Written problem: Copy every line that mentions the word "SEPTIEMBRE".
-- start of Supplied material --
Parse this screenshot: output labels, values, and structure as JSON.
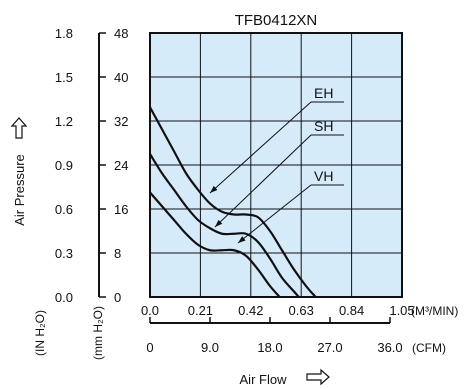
{
  "chart_data": {
    "type": "line",
    "title": "TFB0412XN",
    "xlabel": "Air Flow",
    "ylabel": "Air Pressure",
    "x_unit": "(M³/MIN)",
    "x2_unit": "(CFM)",
    "y_unit": "(IN H₂O)",
    "y2_unit": "(mm H₂O)",
    "xlim": [
      0,
      1.05
    ],
    "ylim": [
      0,
      48
    ],
    "x_ticks": [
      "0.0",
      "0.21",
      "0.42",
      "0.63",
      "0.84",
      "1.05"
    ],
    "x2_ticks": [
      "0",
      "9.0",
      "18.0",
      "27.0",
      "36.0"
    ],
    "y_ticks_mm": [
      "0",
      "8",
      "16",
      "24",
      "32",
      "40",
      "48"
    ],
    "y_ticks_in": [
      "0.0",
      "0.3",
      "0.6",
      "0.9",
      "1.2",
      "1.5",
      "1.8"
    ],
    "grid": true,
    "background_color": "#d6ebfa",
    "series": [
      {
        "name": "EH",
        "points": [
          [
            0,
            34.5
          ],
          [
            0.05,
            30.5
          ],
          [
            0.1,
            26.5
          ],
          [
            0.15,
            22.5
          ],
          [
            0.2,
            19.5
          ],
          [
            0.25,
            17
          ],
          [
            0.3,
            15.5
          ],
          [
            0.35,
            15
          ],
          [
            0.4,
            15
          ],
          [
            0.45,
            14.5
          ],
          [
            0.5,
            12
          ],
          [
            0.55,
            8.5
          ],
          [
            0.6,
            5
          ],
          [
            0.65,
            2
          ],
          [
            0.69,
            0
          ]
        ]
      },
      {
        "name": "SH",
        "points": [
          [
            0,
            26
          ],
          [
            0.05,
            22.5
          ],
          [
            0.1,
            19.5
          ],
          [
            0.15,
            16.5
          ],
          [
            0.2,
            14
          ],
          [
            0.25,
            12.5
          ],
          [
            0.3,
            11.5
          ],
          [
            0.35,
            11.5
          ],
          [
            0.4,
            11.5
          ],
          [
            0.45,
            10
          ],
          [
            0.5,
            7
          ],
          [
            0.55,
            3.5
          ],
          [
            0.6,
            1
          ],
          [
            0.62,
            0
          ]
        ]
      },
      {
        "name": "VH",
        "points": [
          [
            0,
            19
          ],
          [
            0.05,
            16.5
          ],
          [
            0.1,
            14
          ],
          [
            0.15,
            11.5
          ],
          [
            0.2,
            9.5
          ],
          [
            0.25,
            8.5
          ],
          [
            0.3,
            8.5
          ],
          [
            0.35,
            8.5
          ],
          [
            0.4,
            7.5
          ],
          [
            0.45,
            5
          ],
          [
            0.5,
            2
          ],
          [
            0.54,
            0
          ]
        ]
      }
    ]
  }
}
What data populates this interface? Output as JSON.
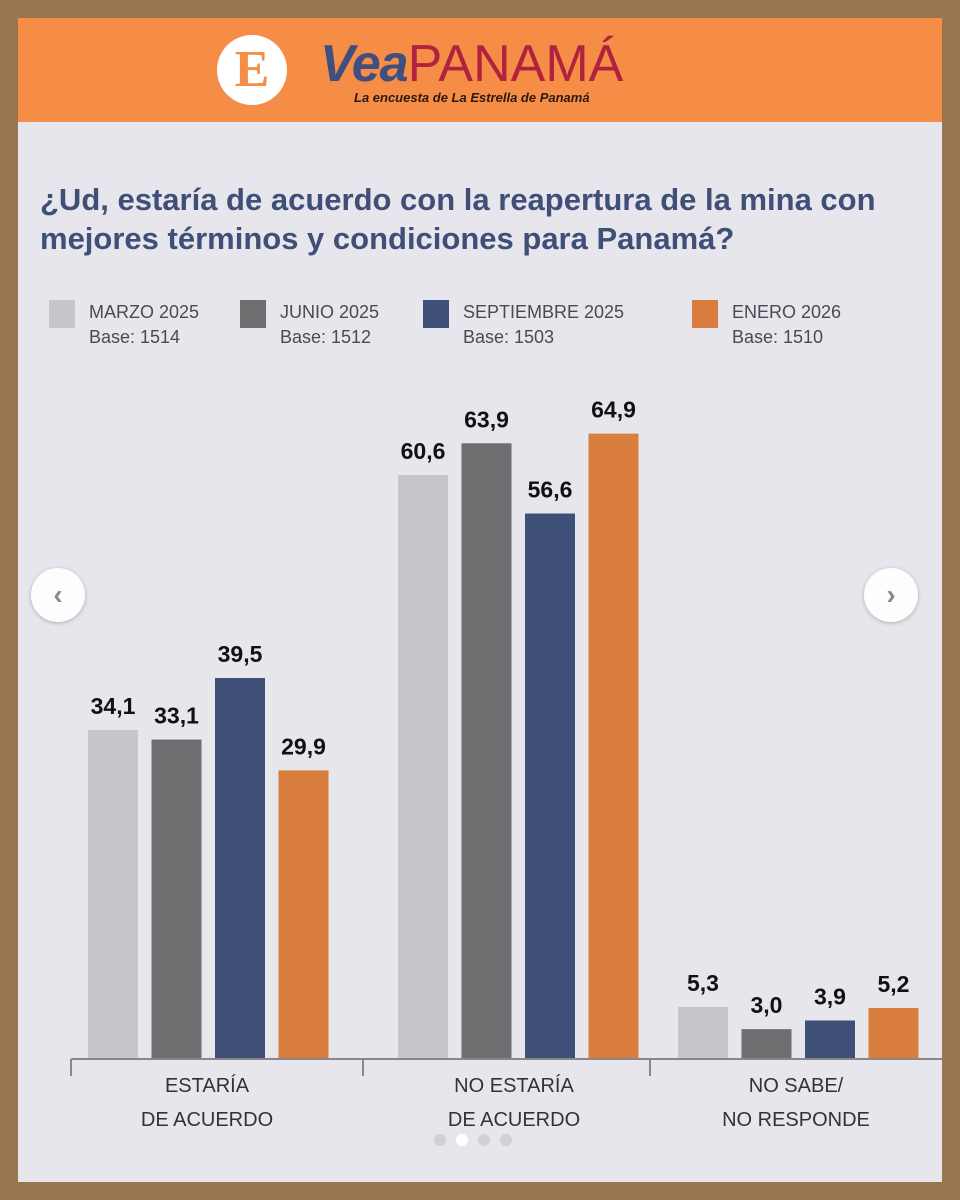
{
  "header": {
    "logo_letter": "E",
    "brand_vea": "Vea",
    "brand_panama": "PANAMÁ",
    "tagline": "La encuesta de La Estrella de Panamá"
  },
  "question": "¿Ud, estaría de acuerdo con la reapertura de la mina con mejores términos y condiciones para Panamá?",
  "legend": [
    {
      "name": "MARZO 2025",
      "base": "Base: 1514",
      "color": "#c5c5ca"
    },
    {
      "name": "JUNIO 2025",
      "base": "Base: 1512",
      "color": "#6e6e70"
    },
    {
      "name": "SEPTIEMBRE 2025",
      "base": "Base: 1503",
      "color": "#3f5078"
    },
    {
      "name": "ENERO 2026",
      "base": "Base: 1510",
      "color": "#d97e3e"
    }
  ],
  "chart_data": {
    "type": "bar",
    "title": "¿Ud, estaría de acuerdo con la reapertura de la mina con mejores términos y condiciones para Panamá?",
    "categories": [
      [
        "ESTARÍA",
        "DE ACUERDO"
      ],
      [
        "NO ESTARÍA",
        "DE ACUERDO"
      ],
      [
        "NO SABE/",
        "NO RESPONDE"
      ]
    ],
    "series": [
      {
        "name": "MARZO 2025",
        "color": "#c5c5ca",
        "values": [
          34.1,
          60.6,
          5.3
        ],
        "labels": [
          "34,1",
          "60,6",
          "5,3"
        ]
      },
      {
        "name": "JUNIO 2025",
        "color": "#6e6e70",
        "values": [
          33.1,
          63.9,
          3.0
        ],
        "labels": [
          "33,1",
          "63,9",
          "3,0"
        ]
      },
      {
        "name": "SEPTIEMBRE 2025",
        "color": "#3f5078",
        "values": [
          39.5,
          56.6,
          3.9
        ],
        "labels": [
          "39,5",
          "56,6",
          "3,9"
        ]
      },
      {
        "name": "ENERO 2026",
        "color": "#d97e3e",
        "values": [
          29.9,
          64.9,
          5.2
        ],
        "labels": [
          "29,9",
          "64,9",
          "5,2"
        ]
      }
    ],
    "grid": false,
    "legend_position": "top"
  },
  "carousel": {
    "prev_icon": "chevron-left-icon",
    "next_icon": "chevron-right-icon",
    "prev_glyph": "‹",
    "next_glyph": "›",
    "page_count": 4,
    "active_page": 2
  }
}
-- end of Supplied material --
Correct answer:
      "name": "SEPTIEMBRE 2025",
        "name": "SEPTIEMBRE 2025",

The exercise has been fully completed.